Items from a dataset:
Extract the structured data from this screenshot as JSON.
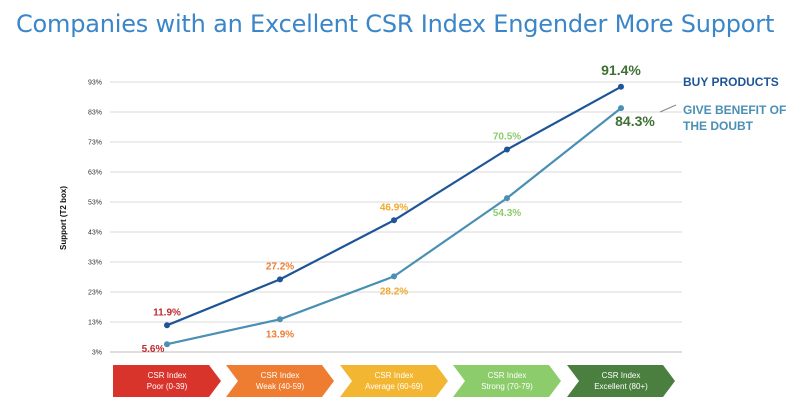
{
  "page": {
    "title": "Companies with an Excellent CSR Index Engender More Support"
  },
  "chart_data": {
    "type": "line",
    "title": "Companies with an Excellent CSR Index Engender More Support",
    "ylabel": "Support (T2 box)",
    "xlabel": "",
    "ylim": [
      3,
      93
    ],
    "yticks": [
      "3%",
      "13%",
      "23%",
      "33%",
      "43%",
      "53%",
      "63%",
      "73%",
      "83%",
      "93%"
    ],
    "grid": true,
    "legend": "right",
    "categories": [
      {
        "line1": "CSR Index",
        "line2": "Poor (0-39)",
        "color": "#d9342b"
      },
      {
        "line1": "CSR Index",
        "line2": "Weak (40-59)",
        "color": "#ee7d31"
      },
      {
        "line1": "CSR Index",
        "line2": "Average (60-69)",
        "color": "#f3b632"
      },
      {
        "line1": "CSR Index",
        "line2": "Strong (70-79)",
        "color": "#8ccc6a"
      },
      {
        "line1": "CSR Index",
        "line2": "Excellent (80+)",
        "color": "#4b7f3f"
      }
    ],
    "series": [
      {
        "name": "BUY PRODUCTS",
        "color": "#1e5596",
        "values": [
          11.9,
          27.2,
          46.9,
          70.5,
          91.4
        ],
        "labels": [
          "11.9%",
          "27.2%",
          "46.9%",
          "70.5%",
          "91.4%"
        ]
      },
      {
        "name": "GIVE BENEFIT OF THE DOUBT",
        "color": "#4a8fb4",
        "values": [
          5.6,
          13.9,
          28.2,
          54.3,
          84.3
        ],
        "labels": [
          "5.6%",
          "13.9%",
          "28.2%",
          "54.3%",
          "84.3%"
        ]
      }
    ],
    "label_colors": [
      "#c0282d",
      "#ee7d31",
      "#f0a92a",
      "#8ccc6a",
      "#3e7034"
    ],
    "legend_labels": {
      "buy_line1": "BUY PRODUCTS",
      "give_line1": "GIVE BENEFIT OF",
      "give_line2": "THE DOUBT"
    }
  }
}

...

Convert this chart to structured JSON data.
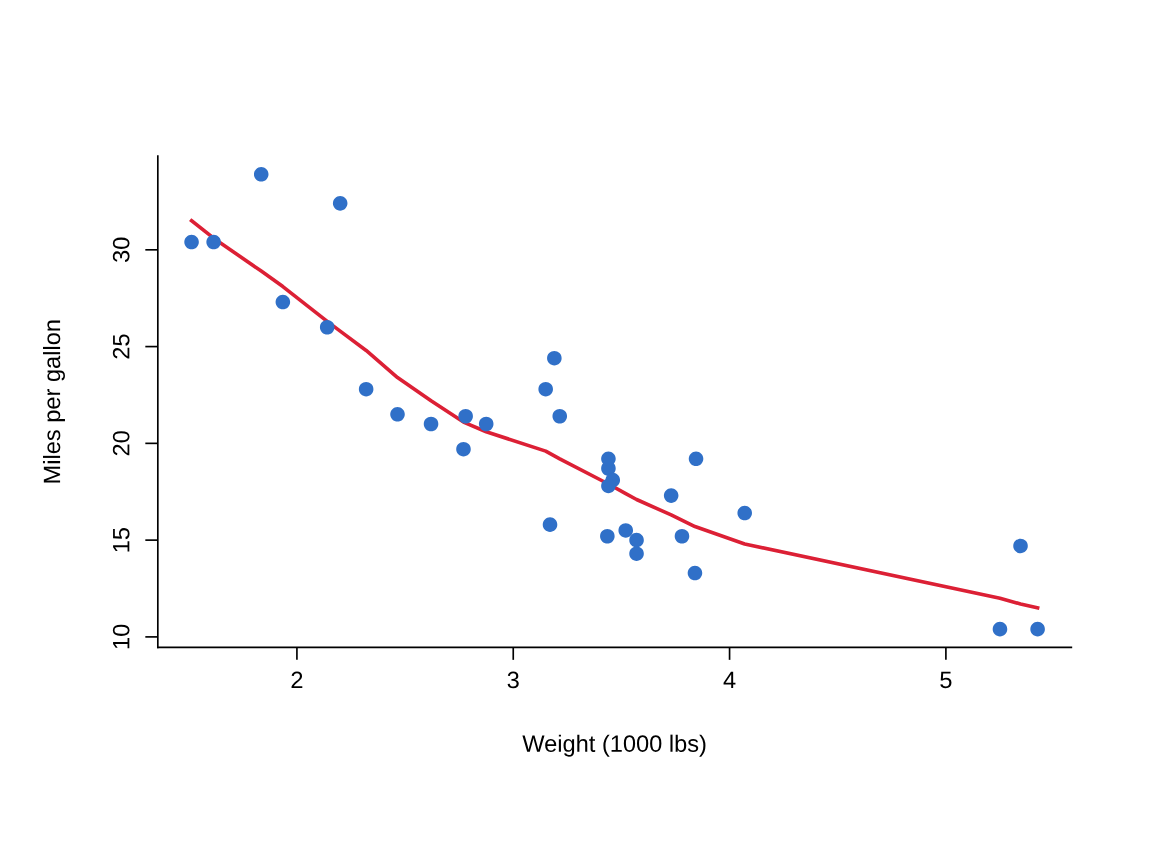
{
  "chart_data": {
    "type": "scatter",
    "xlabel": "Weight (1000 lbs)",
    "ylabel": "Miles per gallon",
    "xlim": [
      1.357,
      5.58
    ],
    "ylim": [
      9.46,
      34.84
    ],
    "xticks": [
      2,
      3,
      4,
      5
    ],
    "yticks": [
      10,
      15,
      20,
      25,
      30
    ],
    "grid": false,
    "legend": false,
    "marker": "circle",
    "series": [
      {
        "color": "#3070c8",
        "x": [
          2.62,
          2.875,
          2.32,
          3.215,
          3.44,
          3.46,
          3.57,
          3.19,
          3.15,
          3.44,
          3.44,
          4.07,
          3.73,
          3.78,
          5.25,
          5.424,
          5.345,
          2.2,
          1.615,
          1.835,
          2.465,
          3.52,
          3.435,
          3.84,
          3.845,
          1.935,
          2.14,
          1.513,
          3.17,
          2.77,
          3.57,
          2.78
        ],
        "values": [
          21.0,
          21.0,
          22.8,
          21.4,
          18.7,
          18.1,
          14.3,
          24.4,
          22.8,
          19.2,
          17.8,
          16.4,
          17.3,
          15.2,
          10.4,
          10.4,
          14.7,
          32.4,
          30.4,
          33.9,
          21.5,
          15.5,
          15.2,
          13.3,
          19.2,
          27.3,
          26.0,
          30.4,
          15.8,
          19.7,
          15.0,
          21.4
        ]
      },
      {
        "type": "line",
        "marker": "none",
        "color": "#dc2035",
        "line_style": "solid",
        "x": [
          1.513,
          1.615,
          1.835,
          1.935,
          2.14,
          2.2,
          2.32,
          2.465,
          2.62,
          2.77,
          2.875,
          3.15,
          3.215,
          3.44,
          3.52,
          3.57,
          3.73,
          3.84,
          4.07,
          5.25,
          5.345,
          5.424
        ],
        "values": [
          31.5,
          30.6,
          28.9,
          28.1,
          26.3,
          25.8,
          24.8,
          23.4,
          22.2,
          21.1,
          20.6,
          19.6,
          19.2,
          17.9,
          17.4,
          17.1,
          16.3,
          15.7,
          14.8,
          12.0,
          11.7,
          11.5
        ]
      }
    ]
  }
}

---

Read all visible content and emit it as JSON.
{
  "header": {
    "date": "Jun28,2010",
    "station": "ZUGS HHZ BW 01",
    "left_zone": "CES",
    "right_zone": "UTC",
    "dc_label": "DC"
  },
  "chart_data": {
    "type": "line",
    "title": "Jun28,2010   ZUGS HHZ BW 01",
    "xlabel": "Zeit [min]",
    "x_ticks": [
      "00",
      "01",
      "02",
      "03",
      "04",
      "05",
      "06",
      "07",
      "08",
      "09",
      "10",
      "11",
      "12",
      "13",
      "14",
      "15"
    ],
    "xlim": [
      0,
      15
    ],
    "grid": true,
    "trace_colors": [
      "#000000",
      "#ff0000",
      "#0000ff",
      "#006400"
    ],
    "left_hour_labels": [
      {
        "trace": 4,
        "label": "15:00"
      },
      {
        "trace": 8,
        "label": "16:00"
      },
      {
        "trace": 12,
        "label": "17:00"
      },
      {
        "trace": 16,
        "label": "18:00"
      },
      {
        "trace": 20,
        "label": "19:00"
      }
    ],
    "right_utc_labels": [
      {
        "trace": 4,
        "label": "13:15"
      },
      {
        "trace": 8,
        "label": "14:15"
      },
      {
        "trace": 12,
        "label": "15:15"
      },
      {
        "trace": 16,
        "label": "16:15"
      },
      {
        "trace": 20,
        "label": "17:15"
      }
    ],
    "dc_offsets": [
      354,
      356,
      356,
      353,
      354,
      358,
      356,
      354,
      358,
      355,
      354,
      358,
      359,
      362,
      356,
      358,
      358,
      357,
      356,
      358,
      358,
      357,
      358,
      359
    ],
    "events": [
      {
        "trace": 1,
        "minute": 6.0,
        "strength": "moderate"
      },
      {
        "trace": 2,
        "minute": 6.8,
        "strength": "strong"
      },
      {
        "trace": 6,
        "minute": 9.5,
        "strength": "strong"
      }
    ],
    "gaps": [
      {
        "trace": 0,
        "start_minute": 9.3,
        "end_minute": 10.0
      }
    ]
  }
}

Problem description: Locate the lines above that contain "structured" and copy them.

The output:
Extract the structured data from this screenshot as JSON.
Convert this chart to structured JSON data.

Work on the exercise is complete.